### Problem statement
Locate the word "projet" in the material, then show every line that holds it.

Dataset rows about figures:
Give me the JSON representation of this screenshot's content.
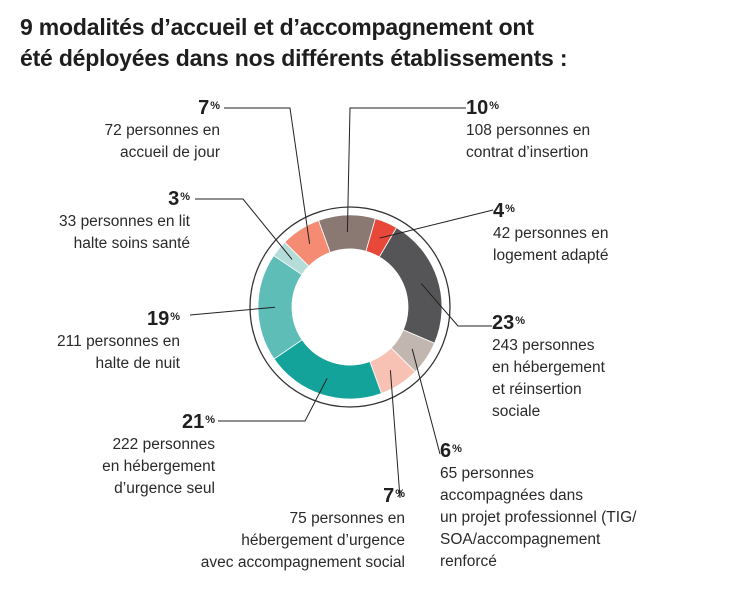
{
  "title": {
    "line1": "9 modalités d’accueil et d’accompagnement ont",
    "line2": "été déployées dans nos différents établissements :"
  },
  "chart_data": {
    "type": "pie",
    "title": "9 modalités d’accueil et d’accompagnement ont été déployées dans nos différents établissements :",
    "unit": "%",
    "slices": [
      {
        "pct": 10,
        "pct_label": "10",
        "count_text": "108 personnes en contrat d’insertion",
        "desc_lines": [
          "108 personnes en",
          "contrat d’insertion"
        ],
        "color": "#8a7873"
      },
      {
        "pct": 4,
        "pct_label": "4",
        "count_text": "42 personnes en logement adapté",
        "desc_lines": [
          "42 personnes en",
          "logement adapté"
        ],
        "color": "#e8483a"
      },
      {
        "pct": 23,
        "pct_label": "23",
        "count_text": "243 personnes en hébergement et réinsertion sociale",
        "desc_lines": [
          "243 personnes",
          "en hébergement",
          "et réinsertion",
          "sociale"
        ],
        "color": "#555557"
      },
      {
        "pct": 6,
        "pct_label": "6",
        "count_text": "65 personnes accompagnées dans un projet professionnel (TIG/SOA/accompagnement renforcé",
        "desc_lines": [
          "65 personnes",
          "accompagnées dans",
          "un projet professionnel (TIG/",
          "SOA/accompagnement",
          "renforcé"
        ],
        "color": "#c2b6b1"
      },
      {
        "pct": 7,
        "pct_label": "7",
        "count_text": "75 personnes en hébergement d’urgence avec accompagnement social",
        "desc_lines": [
          "75 personnes en",
          "hébergement d’urgence",
          "avec accompagnement social"
        ],
        "color": "#f7c2b3"
      },
      {
        "pct": 21,
        "pct_label": "21",
        "count_text": "222 personnes en hébergement d’urgence seul",
        "desc_lines": [
          "222 personnes",
          "en hébergement",
          "d’urgence seul"
        ],
        "color": "#14a39a"
      },
      {
        "pct": 19,
        "pct_label": "19",
        "count_text": "211 personnes en halte de nuit",
        "desc_lines": [
          "211 personnes en",
          "halte de nuit"
        ],
        "color": "#5fbdb8"
      },
      {
        "pct": 3,
        "pct_label": "3",
        "count_text": "33 personnes en lit halte soins santé",
        "desc_lines": [
          "33 personnes en lit",
          "halte soins santé"
        ],
        "color": "#b4dcd8"
      },
      {
        "pct": 7,
        "pct_label": "7",
        "count_text": "72 personnes en accueil de jour",
        "desc_lines": [
          "72 personnes en",
          "accueil de jour"
        ],
        "color": "#f48b72"
      }
    ]
  }
}
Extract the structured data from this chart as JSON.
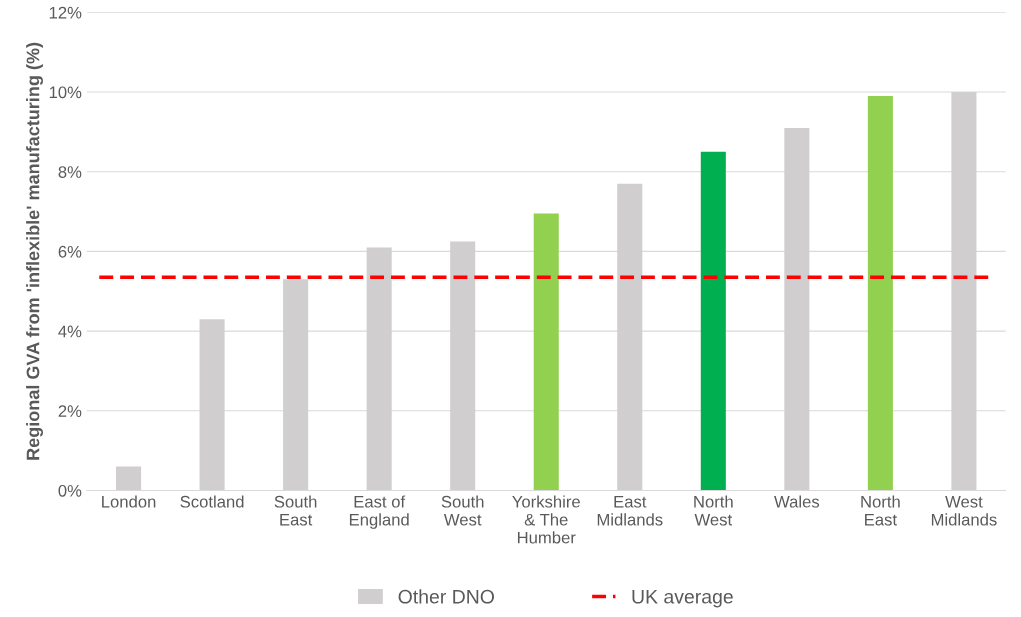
{
  "chart_data": {
    "type": "bar",
    "ylabel": "Regional GVA from 'inflexible' manufacturing (%)",
    "categories": [
      "London",
      "Scotland",
      "South\nEast",
      "East of\nEngland",
      "South\nWest",
      "Yorkshire\n& The\nHumber",
      "East\nMidlands",
      "North\nWest",
      "Wales",
      "North\nEast",
      "West\nMidlands"
    ],
    "series": [
      {
        "color": "#00b050",
        "values": [
          null,
          null,
          null,
          null,
          null,
          null,
          null,
          8.5,
          null,
          null,
          null
        ]
      },
      {
        "color": "#92d050",
        "values": [
          null,
          null,
          null,
          null,
          null,
          6.95,
          null,
          null,
          null,
          9.9,
          null
        ]
      },
      {
        "name": "Other DNO",
        "color": "#d0cece",
        "values": [
          0.6,
          4.3,
          5.3,
          6.1,
          6.25,
          null,
          7.7,
          null,
          9.1,
          null,
          10.0
        ]
      }
    ],
    "ylim": [
      0,
      12
    ],
    "yticks": [
      {
        "value": 0,
        "label": "0%"
      },
      {
        "value": 2,
        "label": "2%"
      },
      {
        "value": 4,
        "label": "4%"
      },
      {
        "value": 6,
        "label": "6%"
      },
      {
        "value": 8,
        "label": "8%"
      },
      {
        "value": 10,
        "label": "10%"
      },
      {
        "value": 12,
        "label": "12%"
      }
    ],
    "ref_lines": [
      {
        "axis": "y",
        "value": 5.35,
        "label": "UK average",
        "color": "#ff0000",
        "line_style": "dashed"
      }
    ],
    "grid": "y",
    "legend": "bottom"
  }
}
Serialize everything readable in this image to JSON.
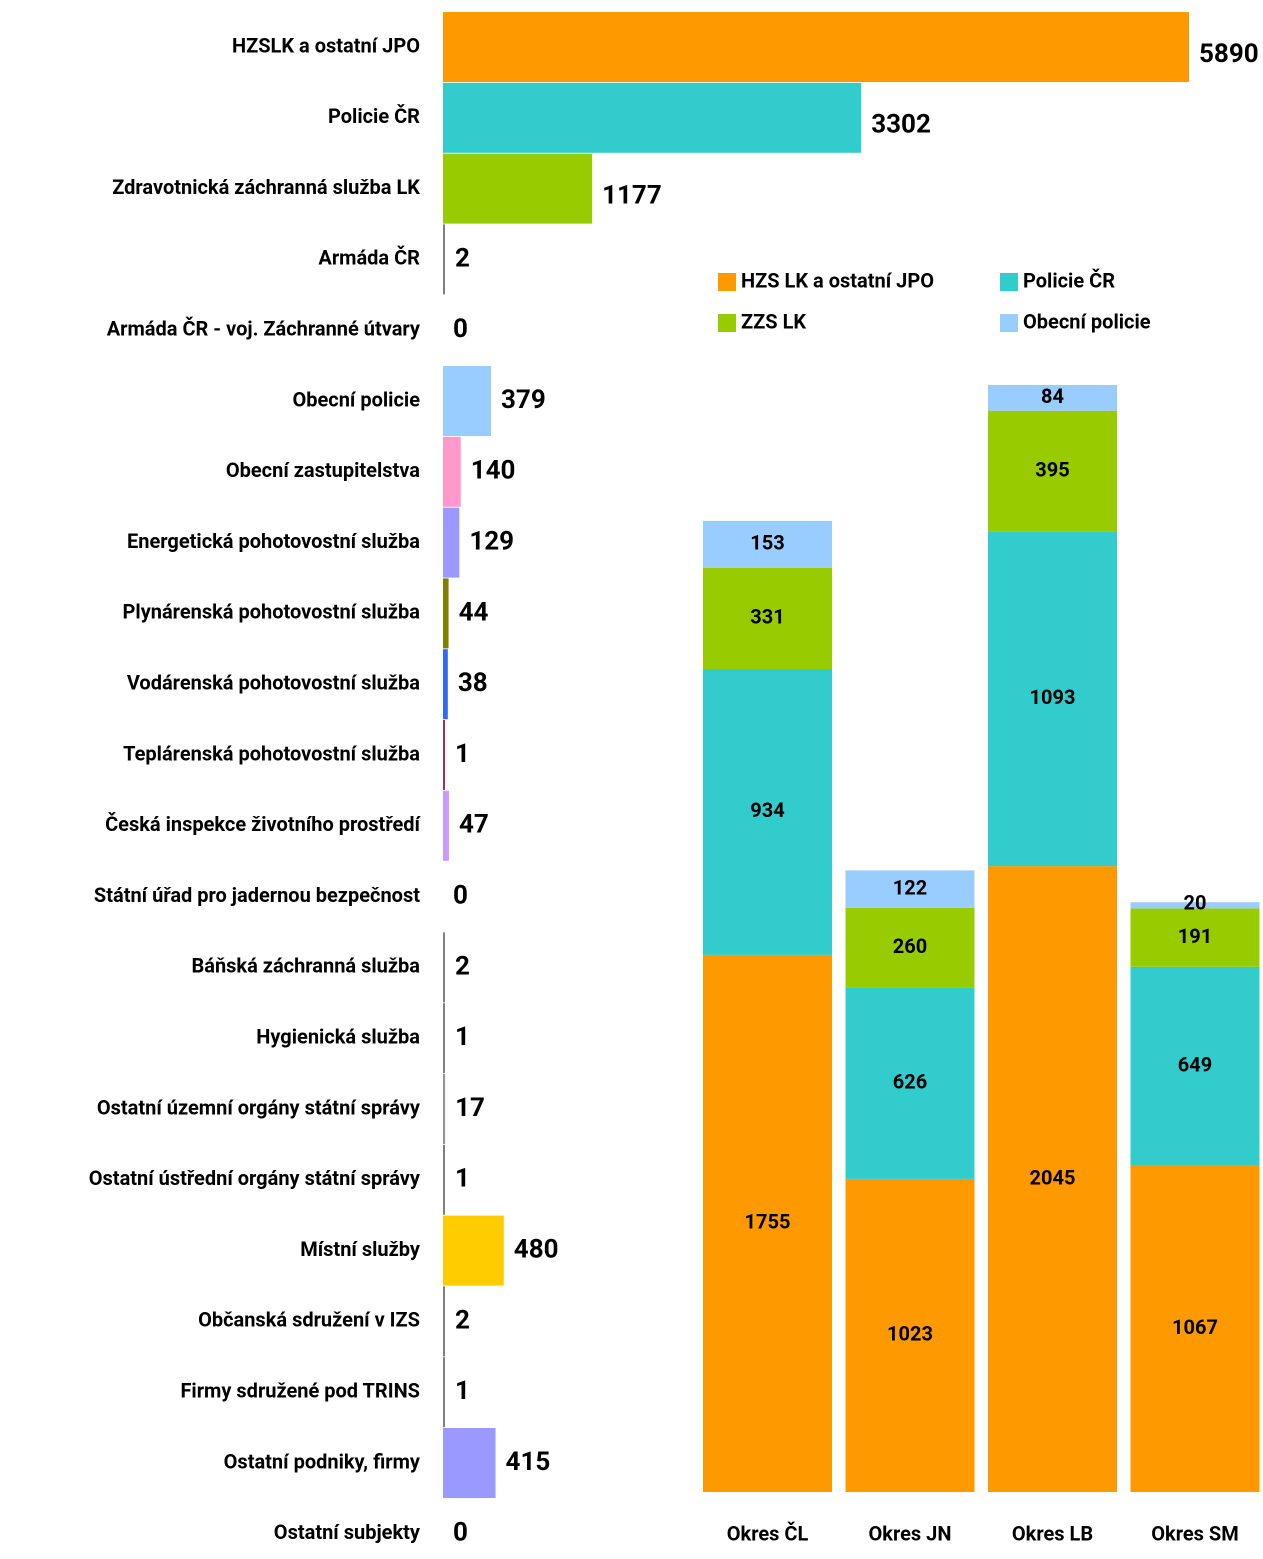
{
  "chart_data": [
    {
      "type": "hbar",
      "categories": [
        "HZSLK a ostatní JPO",
        "Policie ČR",
        "Zdravotnická záchranná služba LK",
        "Armáda ČR",
        "Armáda ČR - voj. Záchranné útvary",
        "Obecní policie",
        "Obecní zastupitelstva",
        "Energetická pohotovostní služba",
        "Plynárenská pohotovostní služba",
        "Vodárenská pohotovostní služba",
        "Teplárenská pohotovostní služba",
        "Česká inspekce životního prostředí",
        "Státní úřad pro jadernou bezpečnost",
        "Báňská záchranná služba",
        "Hygienická služba",
        "Ostatní územní orgány státní správy",
        "Ostatní ústřední orgány státní správy",
        "Místní služby",
        "Občanská sdružení v IZS",
        "Firmy sdružené pod TRINS",
        "Ostatní podniky, firmy",
        "Ostatní subjekty"
      ],
      "values": [
        5890,
        3302,
        1177,
        2,
        0,
        379,
        140,
        129,
        44,
        38,
        1,
        47,
        0,
        2,
        1,
        17,
        1,
        480,
        2,
        1,
        415,
        0
      ],
      "colors": [
        "#ff9900",
        "#33cccc",
        "#99cc00",
        "#808080",
        "#808080",
        "#99ccff",
        "#ff99cc",
        "#9999ff",
        "#808000",
        "#3366ff",
        "#993366",
        "#cc99ff",
        "#808080",
        "#808080",
        "#808080",
        "#969696",
        "#808080",
        "#ffcc00",
        "#808080",
        "#808080",
        "#9999ff",
        "#808080"
      ]
    },
    {
      "type": "stacked-bar",
      "categories": [
        "Okres ČL",
        "Okres JN",
        "Okres LB",
        "Okres SM"
      ],
      "series": [
        {
          "name": "HZS LK a ostatní JPO",
          "color": "#ff9900",
          "values": [
            1755,
            1023,
            2045,
            1067
          ]
        },
        {
          "name": "Policie ČR",
          "color": "#33cccc",
          "values": [
            934,
            626,
            1093,
            649
          ]
        },
        {
          "name": "ZZS LK",
          "color": "#99cc00",
          "values": [
            331,
            260,
            395,
            191
          ]
        },
        {
          "name": "Obecní policie",
          "color": "#99ccff",
          "values": [
            153,
            122,
            84,
            20
          ]
        }
      ]
    }
  ]
}
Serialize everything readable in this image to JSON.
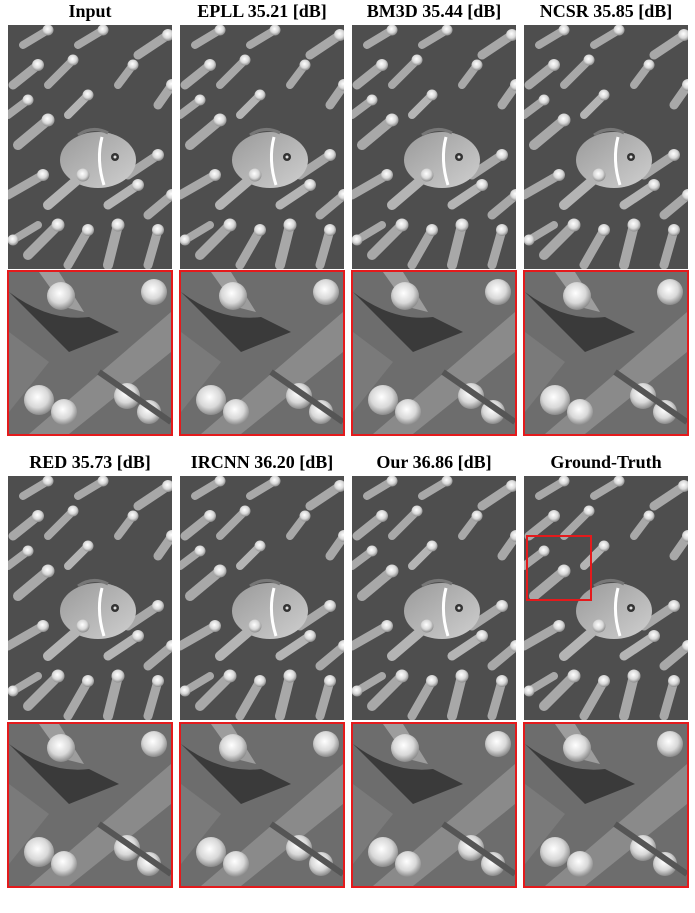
{
  "figure": {
    "row1": [
      {
        "id": "input",
        "title": "Input"
      },
      {
        "id": "epll",
        "title": "EPLL  35.21 [dB]"
      },
      {
        "id": "bm3d",
        "title": "BM3D  35.44 [dB]"
      },
      {
        "id": "ncsr",
        "title": "NCSR  35.85 [dB]"
      }
    ],
    "row2": [
      {
        "id": "red",
        "title": "RED  35.73 [dB]"
      },
      {
        "id": "ircnn",
        "title": "IRCNN  36.20 [dB]"
      },
      {
        "id": "ours",
        "title": "Our  36.86 [dB]"
      },
      {
        "id": "gt",
        "title": "Ground-Truth"
      }
    ]
  },
  "colors": {
    "crop_border": "#e41a1c",
    "background": "#ffffff"
  }
}
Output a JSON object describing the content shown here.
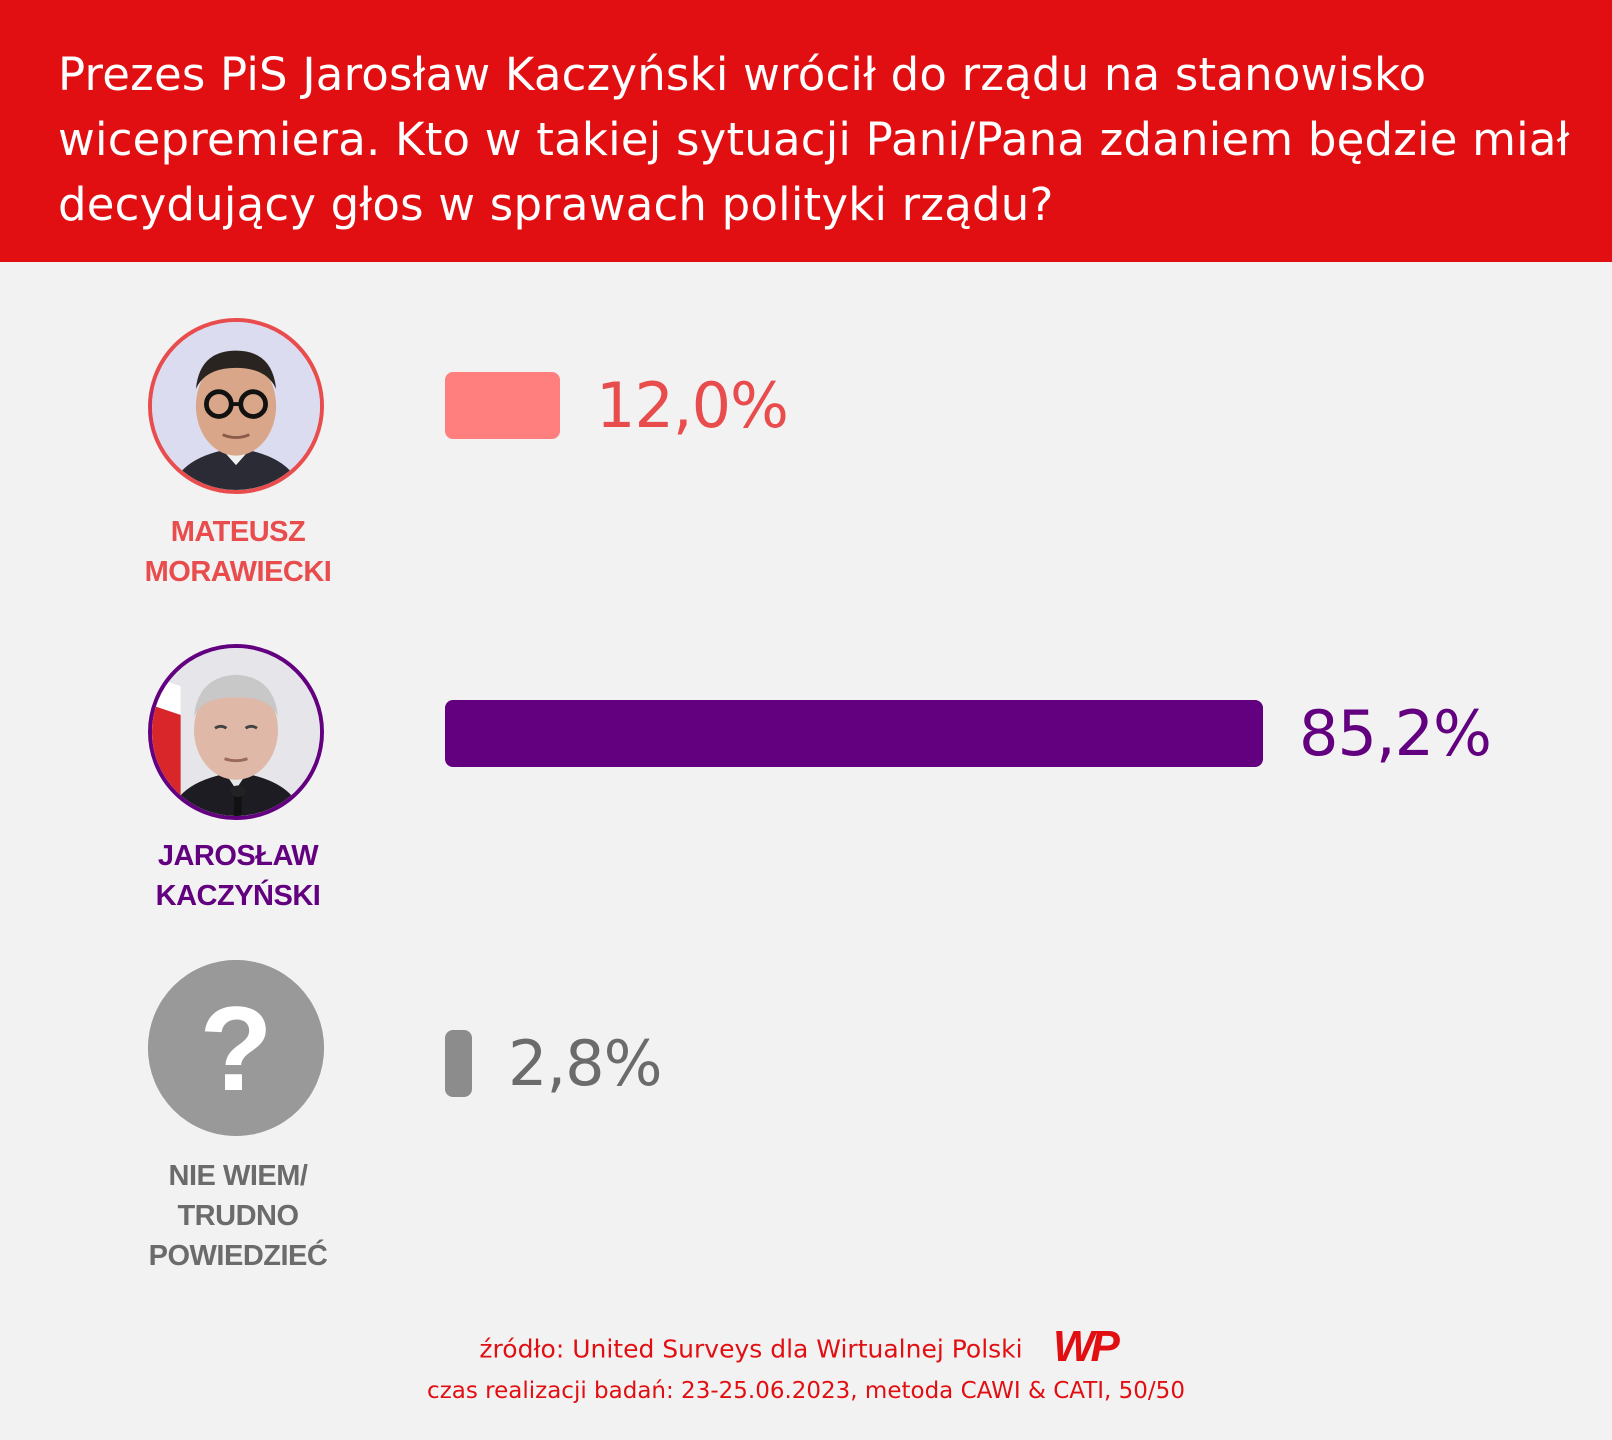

### Response below
        "count_text": "65 personnes accompagnées dans un projet professionnel (TIG/SOA/accompagnement renforcé",
          "un projet professionnel (TIG/",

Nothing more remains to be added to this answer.